## PROBLEM TO WORK ON
Review the material line by line. Identify and copy every line that contains the string "Untitled".

[Data extracted from a collection]
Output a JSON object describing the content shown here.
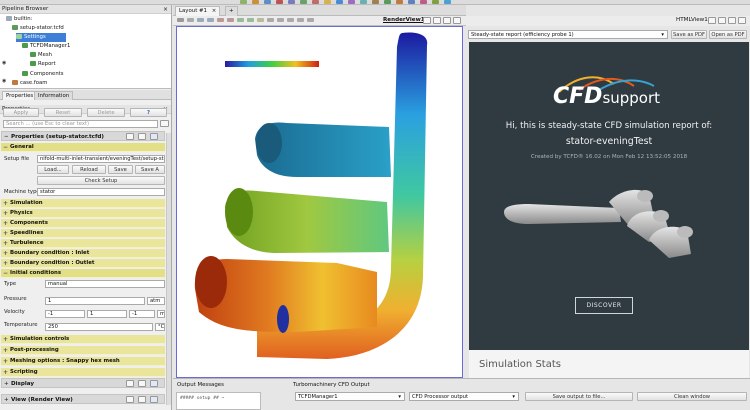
{
  "pipeline_browser": {
    "title": "Pipeline Browser",
    "items": [
      {
        "label": "builtin:"
      },
      {
        "label": "setup-stator.tcfd"
      },
      {
        "label": "Settings"
      },
      {
        "label": "TCFDManager1"
      },
      {
        "label": "Mesh"
      },
      {
        "label": "Report"
      },
      {
        "label": "Components"
      },
      {
        "label": "case.foam"
      }
    ]
  },
  "properties_panel": {
    "title": "Properties",
    "tabs": [
      "Properties",
      "Information"
    ],
    "apply_label": "Apply",
    "reset_label": "Reset",
    "delete_label": "Delete",
    "help_label": "?",
    "search_placeholder": "Search ... (use Esc to clear text)",
    "group_title": "Properties (setup-stator.tcfd)",
    "general_label": "General",
    "setup_file_label": "Setup file",
    "setup_file_value": "nifold-multi-inlet-transient/eveningTest/setup-stator.t",
    "load_label": "Load...",
    "reload_label": "Reload",
    "save_label": "Save",
    "save_as_label": "Save A",
    "check_setup_label": "Check Setup",
    "machine_type_label": "Machine type",
    "machine_type_value": "stator",
    "sections_a": [
      "Simulation",
      "Physics",
      "Components",
      "Speedlines",
      "Turbulence",
      "Boundary condition : Inlet",
      "Boundary condition : Outlet"
    ],
    "initial_conditions_label": "Initial conditions",
    "type_label": "Type",
    "type_value": "manual",
    "pressure_label": "Pressure",
    "pressure_value": "1",
    "pressure_unit": "atm",
    "velocity_label": "Velocity",
    "velocity_values": [
      "-1",
      "1",
      "-1"
    ],
    "velocity_unit": "m",
    "temperature_label": "Temperature",
    "temperature_value": "250",
    "temperature_unit": "°C",
    "sections_b": [
      "Simulation controls",
      "Post-processing",
      "Meshing options : Snappy hex mesh",
      "Scripting"
    ],
    "display_label": "Display",
    "view_label": "View (Render View)"
  },
  "layout": {
    "tab_label": "Layout #1",
    "add_tab": "+",
    "render_view_label": "RenderView1",
    "html_view_label": "HTMLView1"
  },
  "html_view": {
    "report_select": "Steady-state report (efficiency probe 1)",
    "save_pdf_label": "Save as PDF",
    "open_pdf_label": "Open as PDF",
    "logo_text": "CFD",
    "logo_sub": "support",
    "heading_line1": "Hi, this is steady-state CFD simulation report of:",
    "heading_line2": "stator-eveningTest",
    "created_by": "Created by TCFD® 16.02 on Mon Feb 12 13:52:05 2018",
    "discover_label": "DISCOVER",
    "stats_label": "Simulation Stats"
  },
  "bottom": {
    "output_messages_label": "Output Messages",
    "message_preview": "##### setup ## ~",
    "turbo_output_label": "Turbomachinery CFD Output",
    "manager_select": "TCFDManager1",
    "processor_select": "CFD Processor output",
    "save_output_label": "Save output to file...",
    "clean_window_label": "Clean window"
  },
  "colors": {
    "accent": "#3d7fd6",
    "section_yellow": "#e9e59a",
    "render_border": "#6b6bd8",
    "report_bg": "#2f3b41"
  }
}
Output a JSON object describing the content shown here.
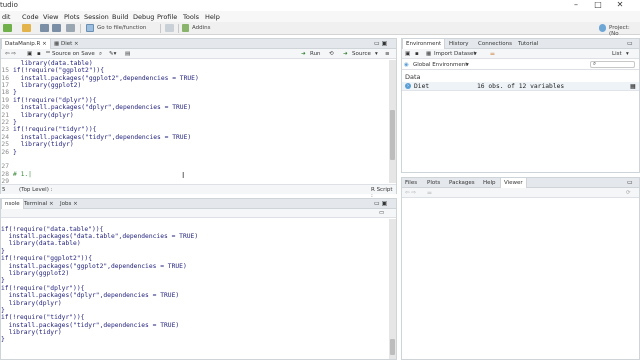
{
  "window": {
    "title": "tudio",
    "project": "Project: (No"
  },
  "menu": [
    "dit",
    "Code",
    "View",
    "Plots",
    "Session",
    "Build",
    "Debug",
    "Profile",
    "Tools",
    "Help"
  ],
  "toolbar": {
    "goto_placeholder": "Go to file/function",
    "addins": "Addins"
  },
  "source": {
    "tabs": [
      "DataManip.R",
      "Diet"
    ],
    "source_on_save": "Source on Save",
    "run": "Run",
    "source_btn": "Source",
    "lines": [
      {
        "n": "",
        "text": "  library(data.table)"
      },
      {
        "n": "15",
        "text": "if(!require(\"ggplot2\")){"
      },
      {
        "n": "16",
        "text": "  install.packages(\"ggplot2\",dependencies = TRUE)"
      },
      {
        "n": "17",
        "text": "  library(ggplot2)"
      },
      {
        "n": "18",
        "text": "}"
      },
      {
        "n": "19",
        "text": "if(!require(\"dplyr\")){"
      },
      {
        "n": "20",
        "text": "  install.packages(\"dplyr\",dependencies = TRUE)"
      },
      {
        "n": "21",
        "text": "  library(dplyr)"
      },
      {
        "n": "22",
        "text": "}"
      },
      {
        "n": "23",
        "text": "if(!require(\"tidyr\")){"
      },
      {
        "n": "24",
        "text": "  install.packages(\"tidyr\",dependencies = TRUE)"
      },
      {
        "n": "25",
        "text": "  library(tidyr)"
      },
      {
        "n": "26",
        "text": "}"
      },
      {
        "n": "27",
        "text": ""
      },
      {
        "n": "28",
        "text": "# 1.|"
      },
      {
        "n": "29",
        "text": ""
      }
    ],
    "status_pos": "5",
    "status_level": "(Top Level) :",
    "status_type": "R Script :"
  },
  "console": {
    "tabs": [
      "nsole",
      "Terminal",
      "Jobs"
    ],
    "lines": [
      "if(!require(\"data.table\")){",
      "  install.packages(\"data.table\",dependencies = TRUE)",
      "  library(data.table)",
      "}",
      "if(!require(\"ggplot2\")){",
      "  install.packages(\"ggplot2\",dependencies = TRUE)",
      "  library(ggplot2)",
      "}",
      "if(!require(\"dplyr\")){",
      "  install.packages(\"dplyr\",dependencies = TRUE)",
      "  library(dplyr)",
      "}",
      "if(!require(\"tidyr\")){",
      "  install.packages(\"tidyr\",dependencies = TRUE)",
      "  library(tidyr)",
      "}"
    ]
  },
  "environment": {
    "tabs": [
      "Environment",
      "History",
      "Connections",
      "Tutorial"
    ],
    "import_label": "Import Dataset",
    "list_label": "List",
    "scope": "Global Environment",
    "section": "Data",
    "rows": [
      {
        "name": "Diet",
        "value": "16 obs. of 12 variables"
      }
    ]
  },
  "files": {
    "tabs": [
      "Files",
      "Plots",
      "Packages",
      "Help",
      "Viewer"
    ]
  },
  "colors": {
    "accent": "#5a9ed6",
    "pane_border": "#cfd4d9",
    "tab_bg": "#e4e8ec"
  }
}
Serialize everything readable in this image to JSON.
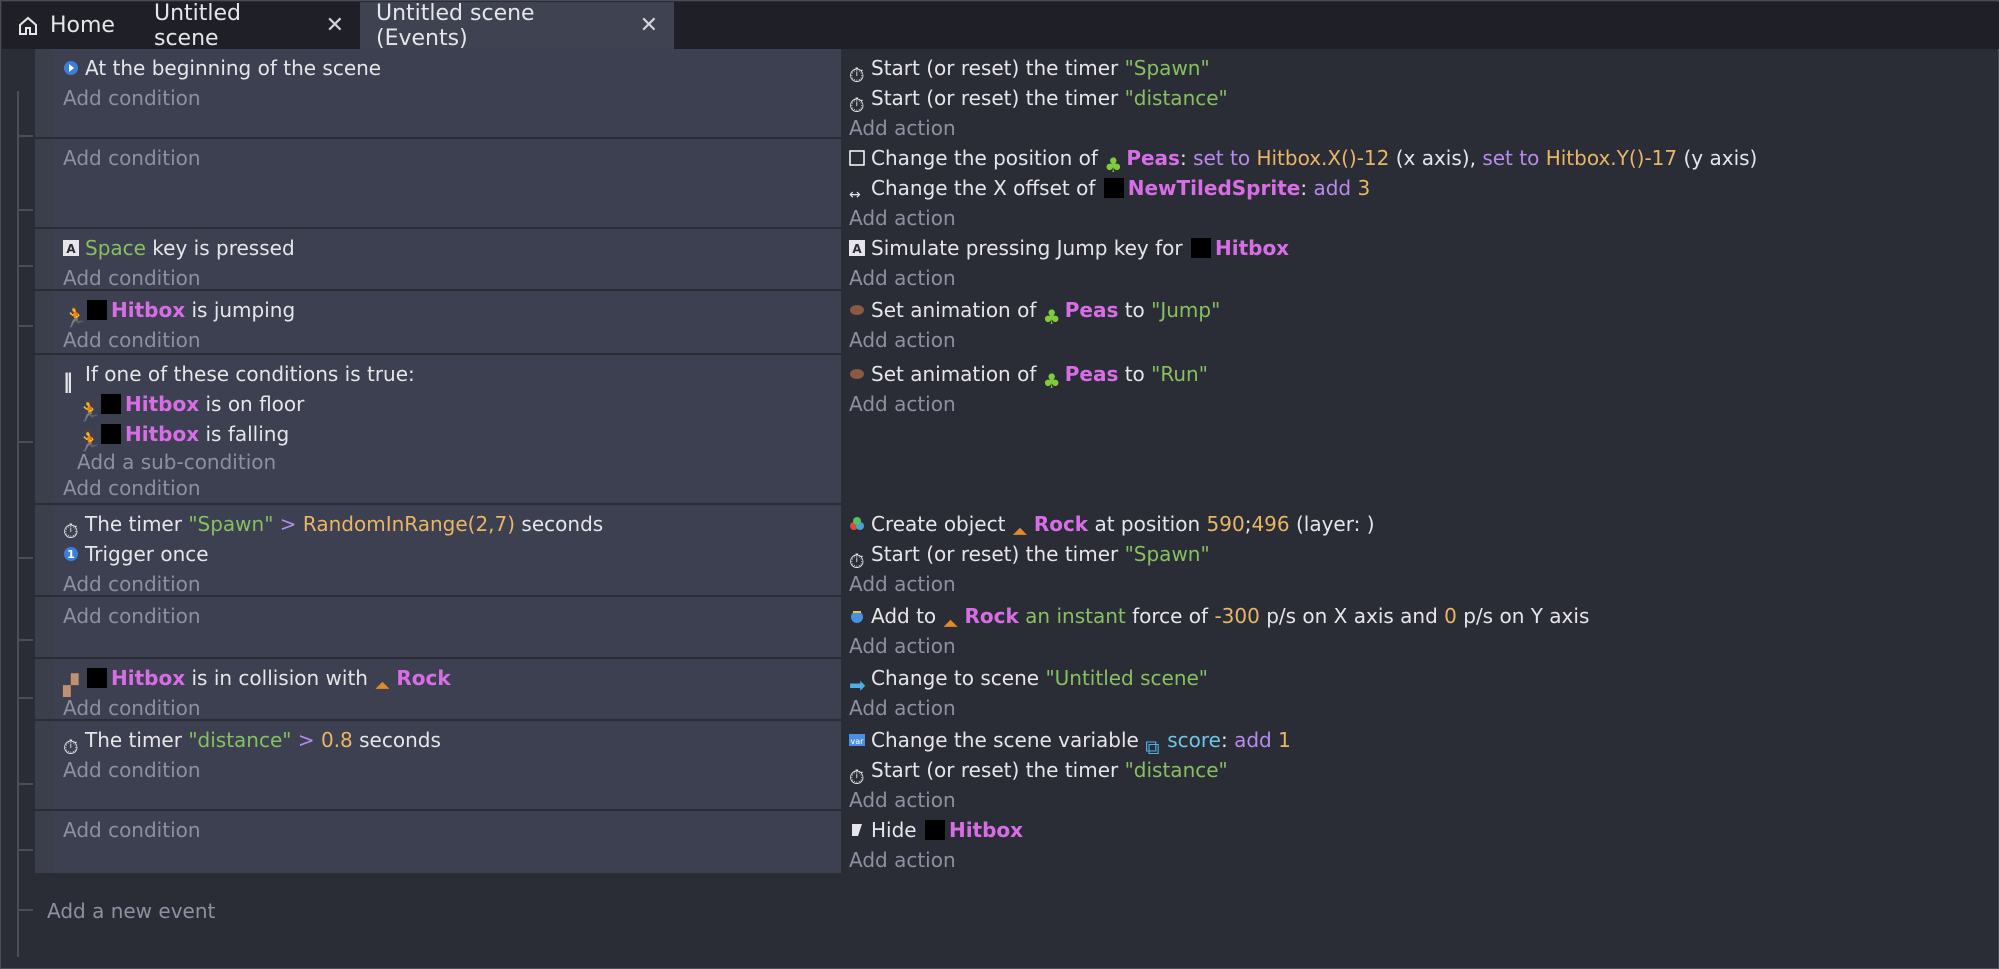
{
  "tabs": [
    {
      "label": "Home",
      "icon": "home-icon"
    },
    {
      "label": "Untitled scene",
      "close": "✕"
    },
    {
      "label": "Untitled scene (Events)",
      "close": "✕"
    }
  ],
  "common": {
    "add_condition": "Add condition",
    "add_action": "Add action",
    "add_sub_condition": "Add a sub-condition",
    "add_new_event": "Add a new event"
  },
  "events": [
    {
      "conditions": [
        {
          "text": "At the beginning of the scene",
          "icon": "scene-start-icon"
        }
      ],
      "actions": [
        {
          "pre": "Start (or reset) the timer ",
          "str": "\"Spawn\"",
          "icon": "timer-icon"
        },
        {
          "pre": "Start (or reset) the timer ",
          "str": "\"distance\"",
          "icon": "timer-icon"
        }
      ]
    },
    {
      "conditions": [],
      "actions": [
        {
          "p1": "Change the position of ",
          "obj": "Peas",
          "p2": ": ",
          "op1": "set to",
          "n1": "Hitbox.X()-12",
          "p3": " (x axis), ",
          "op2": "set to",
          "n2": "Hitbox.Y()-17",
          "p4": " (y axis)",
          "icon": "position-icon"
        },
        {
          "p1": "Change the X offset of ",
          "obj": "NewTiledSprite",
          "p2": ": ",
          "op": "add",
          "n": "3",
          "icon": "offset-icon"
        }
      ]
    },
    {
      "conditions": [
        {
          "key": "Space",
          "rest": " key is pressed",
          "icon": "keyboard-icon"
        }
      ],
      "actions": [
        {
          "pre": "Simulate pressing Jump key for ",
          "obj": "Hitbox",
          "icon": "keyboard-icon"
        }
      ]
    },
    {
      "conditions": [
        {
          "obj": "Hitbox",
          "rest": " is jumping",
          "icon": "platformer-icon"
        }
      ],
      "actions": [
        {
          "pre": "Set animation of ",
          "obj": "Peas",
          "mid": " to ",
          "str": "\"Jump\"",
          "icon": "animation-icon"
        }
      ]
    },
    {
      "conditions": [
        {
          "text": "If one of these conditions is true:",
          "icon": "or-icon"
        },
        {
          "obj": "Hitbox",
          "rest": " is on floor",
          "icon": "platformer-icon"
        },
        {
          "obj": "Hitbox",
          "rest": " is falling",
          "icon": "platformer-icon"
        }
      ],
      "actions": [
        {
          "pre": "Set animation of ",
          "obj": "Peas",
          "mid": " to ",
          "str": "\"Run\"",
          "icon": "animation-icon"
        }
      ]
    },
    {
      "conditions": [
        {
          "pre": "The timer ",
          "str": "\"Spawn\"",
          "op": " > ",
          "num": "RandomInRange(2,7)",
          "post": " seconds",
          "icon": "timer-icon"
        },
        {
          "text": "Trigger once",
          "icon": "trigger-once-icon"
        }
      ],
      "actions": [
        {
          "p1": "Create object ",
          "obj": "Rock",
          "p2": " at position ",
          "n1": "590",
          "sep": ";",
          "n2": "496",
          "p3": " (layer: )",
          "icon": "create-object-icon"
        },
        {
          "pre": "Start (or reset) the timer ",
          "str": "\"Spawn\"",
          "icon": "timer-icon"
        }
      ]
    },
    {
      "conditions": [],
      "actions": [
        {
          "p1": "Add to ",
          "obj": "Rock",
          "kw": " an instant",
          "p2": " force of ",
          "n1": "-300",
          "p3": " p/s on X axis and ",
          "n2": "0",
          "p4": " p/s on Y axis",
          "icon": "force-icon"
        }
      ]
    },
    {
      "conditions": [
        {
          "obj": "Hitbox",
          "mid": " is in collision with ",
          "obj2": "Rock",
          "icon": "collision-icon"
        }
      ],
      "actions": [
        {
          "pre": "Change to scene ",
          "str": "\"Untitled scene\"",
          "icon": "scene-change-icon"
        }
      ]
    },
    {
      "conditions": [
        {
          "pre": "The timer ",
          "str": "\"distance\"",
          "op": " > ",
          "num": "0.8",
          "post": " seconds",
          "icon": "timer-icon"
        }
      ],
      "actions": [
        {
          "pre": "Change the scene variable ",
          "var": "score",
          "p2": ": ",
          "op": "add",
          "n": "1",
          "icon": "variable-icon"
        },
        {
          "pre": "Start (or reset) the timer ",
          "str": "\"distance\"",
          "icon": "timer-icon"
        }
      ]
    },
    {
      "conditions": [],
      "actions": [
        {
          "pre": "Hide ",
          "obj": "Hitbox",
          "icon": "visibility-icon"
        }
      ]
    }
  ],
  "colors": {
    "object": "#d86ee6",
    "string": "#86c060",
    "number": "#e8b664",
    "operator": "#b98aee",
    "variable": "#6cc6e6"
  }
}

## TASK SOLUTION
      "label": "Untitled scene",
      "label": "Untitled scene (Events)",
          "str": "\"Untitled scene\"",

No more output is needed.